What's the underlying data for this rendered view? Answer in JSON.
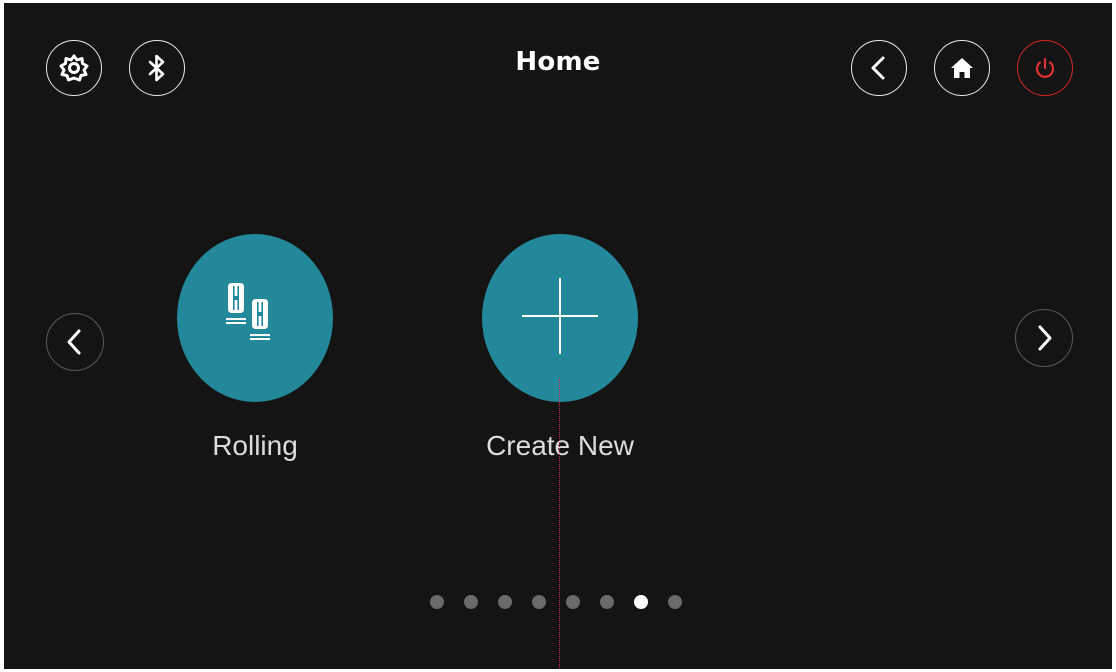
{
  "header": {
    "title": "Home",
    "left_icons": [
      "settings-icon",
      "bluetooth-icon"
    ],
    "right_icons": [
      "back-icon",
      "home-icon",
      "power-icon"
    ]
  },
  "colors": {
    "background": "#141414",
    "tile": "#23899a",
    "power": "#d42626",
    "dot_active": "#ffffff",
    "dot_inactive": "#6a6a6a"
  },
  "tiles": [
    {
      "label": "Rolling",
      "icon": "rollers-icon"
    },
    {
      "label": "Create New",
      "icon": "plus-icon"
    }
  ],
  "pager": {
    "total": 8,
    "active_index": 6
  }
}
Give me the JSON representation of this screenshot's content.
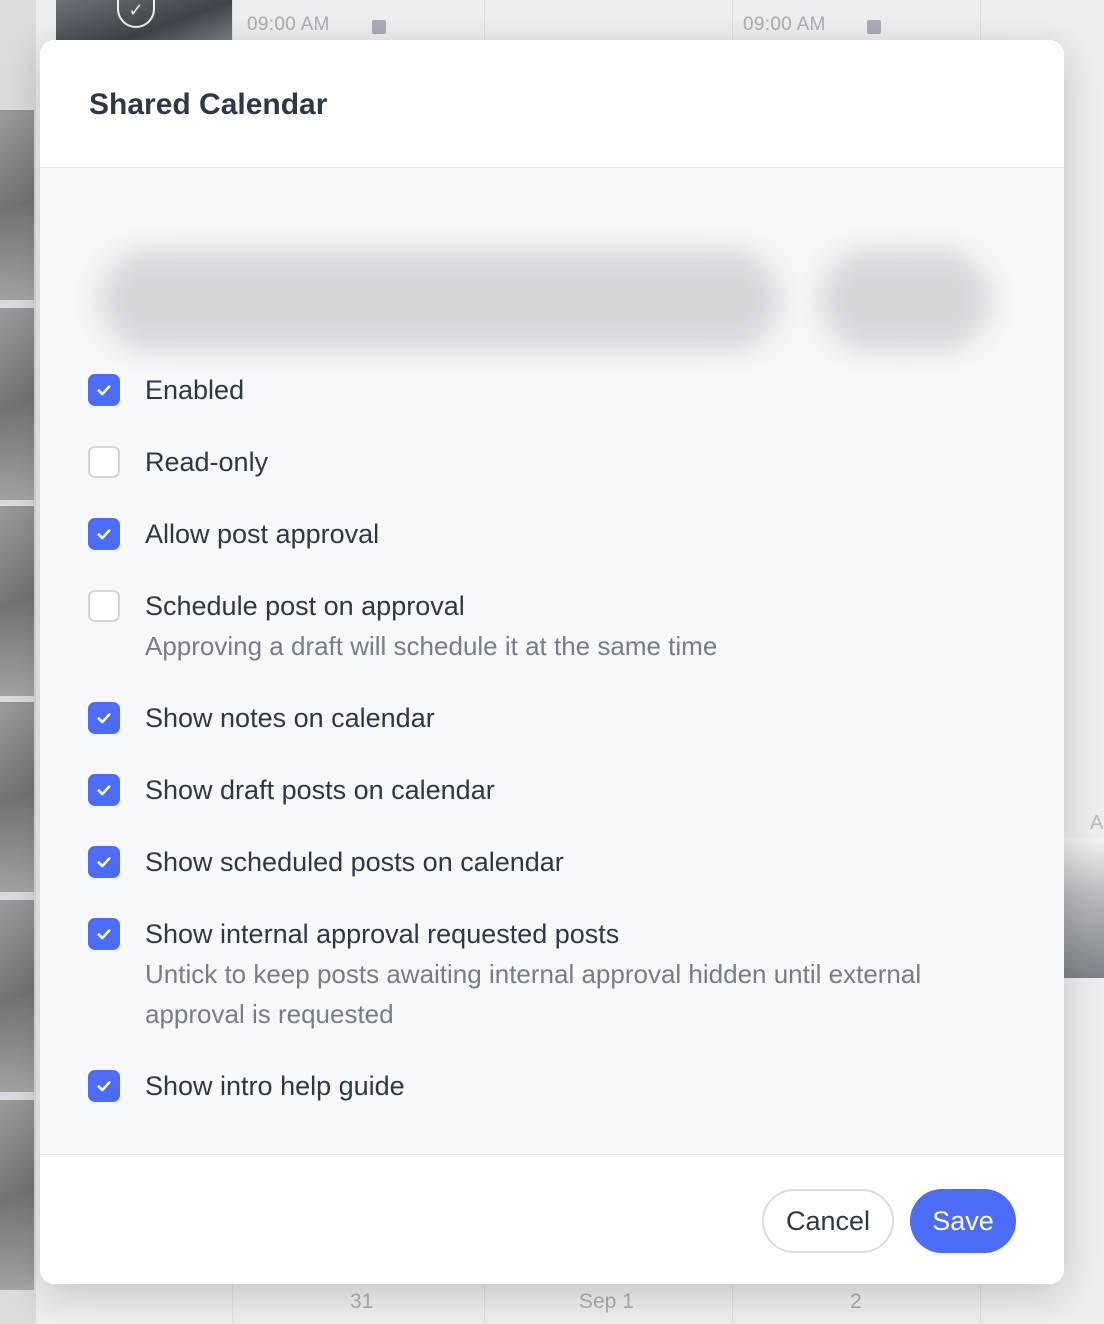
{
  "background": {
    "times": [
      "09:00 AM",
      "09:00 AM"
    ],
    "day_numbers": [
      "31",
      "Sep 1",
      "2"
    ],
    "edge_fragment": "AM"
  },
  "modal": {
    "title": "Shared Calendar",
    "options": [
      {
        "label": "Enabled",
        "checked": true,
        "description": ""
      },
      {
        "label": "Read-only",
        "checked": false,
        "description": ""
      },
      {
        "label": "Allow post approval",
        "checked": true,
        "description": ""
      },
      {
        "label": "Schedule post on approval",
        "checked": false,
        "description": "Approving a draft will schedule it at the same time"
      },
      {
        "label": "Show notes on calendar",
        "checked": true,
        "description": ""
      },
      {
        "label": "Show draft posts on calendar",
        "checked": true,
        "description": ""
      },
      {
        "label": "Show scheduled posts on calendar",
        "checked": true,
        "description": ""
      },
      {
        "label": "Show internal approval requested posts",
        "checked": true,
        "description": "Untick to keep posts awaiting internal approval hidden until external approval is requested"
      },
      {
        "label": "Show intro help guide",
        "checked": true,
        "description": ""
      }
    ],
    "cancel_label": "Cancel",
    "save_label": "Save"
  },
  "colors": {
    "accent": "#4d6cf5",
    "text": "#2f3645",
    "muted": "#777d87"
  }
}
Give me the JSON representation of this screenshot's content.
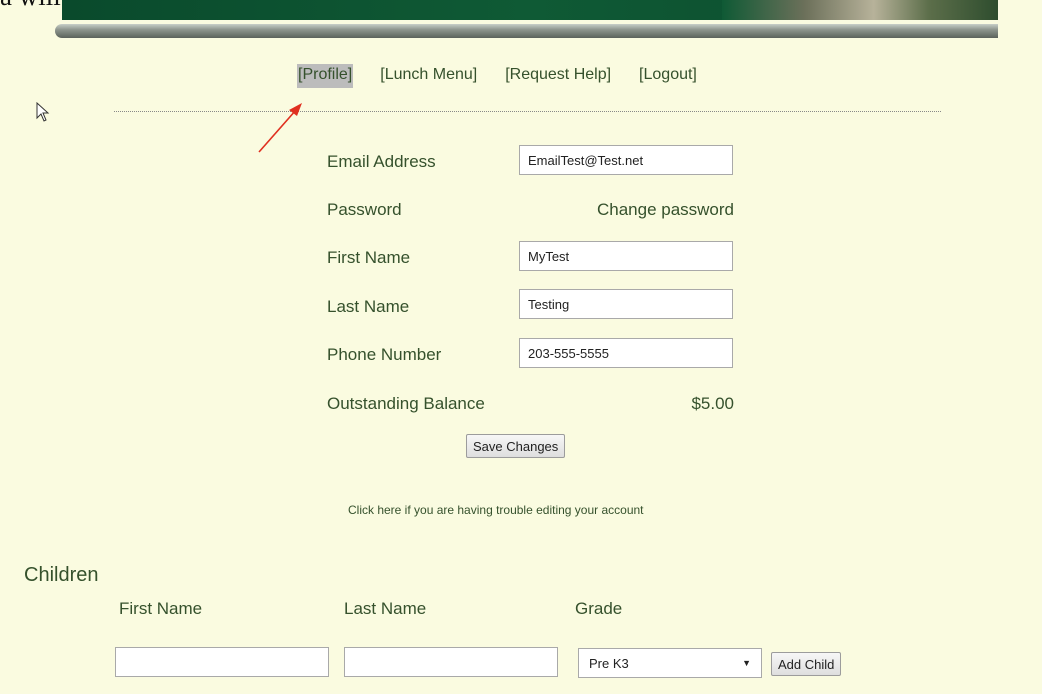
{
  "top_caption": "a will be taken to your profile page",
  "nav": {
    "items": [
      {
        "label": "[Profile]",
        "active": true
      },
      {
        "label": "[Lunch Menu]"
      },
      {
        "label": "[Request Help]"
      },
      {
        "label": "[Logout]"
      }
    ]
  },
  "profile": {
    "email_label": "Email Address",
    "email_value": "EmailTest@Test.net",
    "password_label": "Password",
    "change_password_link": "Change password",
    "first_name_label": "First Name",
    "first_name_value": "MyTest",
    "last_name_label": "Last Name",
    "last_name_value": "Testing",
    "phone_label": "Phone Number",
    "phone_value": "203-555-5555",
    "balance_label": "Outstanding Balance",
    "balance_value": "$5.00",
    "save_button": "Save Changes",
    "trouble_link": "Click here if you are having trouble editing your account"
  },
  "children": {
    "heading": "Children",
    "columns": [
      "First Name",
      "Last Name",
      "Grade"
    ],
    "first_name_value": "",
    "last_name_value": "",
    "grade_selected": "Pre K3",
    "add_button": "Add Child"
  },
  "colors": {
    "background": "#fafbe0",
    "text": "#35512c",
    "banner": "#0f5a35",
    "annotation_arrow": "#e03020"
  },
  "icons": {
    "cursor": "mouse-pointer-icon",
    "annotation": "red-arrow-icon",
    "dropdown": "caret-down-icon"
  }
}
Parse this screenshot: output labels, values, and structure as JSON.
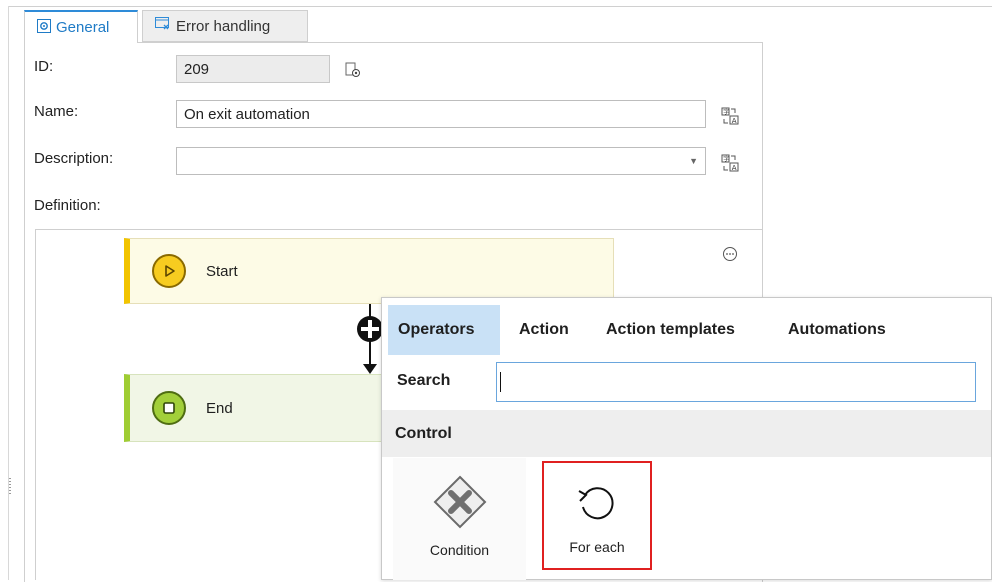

════

What to do » What is the number of lines in the records that contain "posts"? Give that number only.

Task answer » 4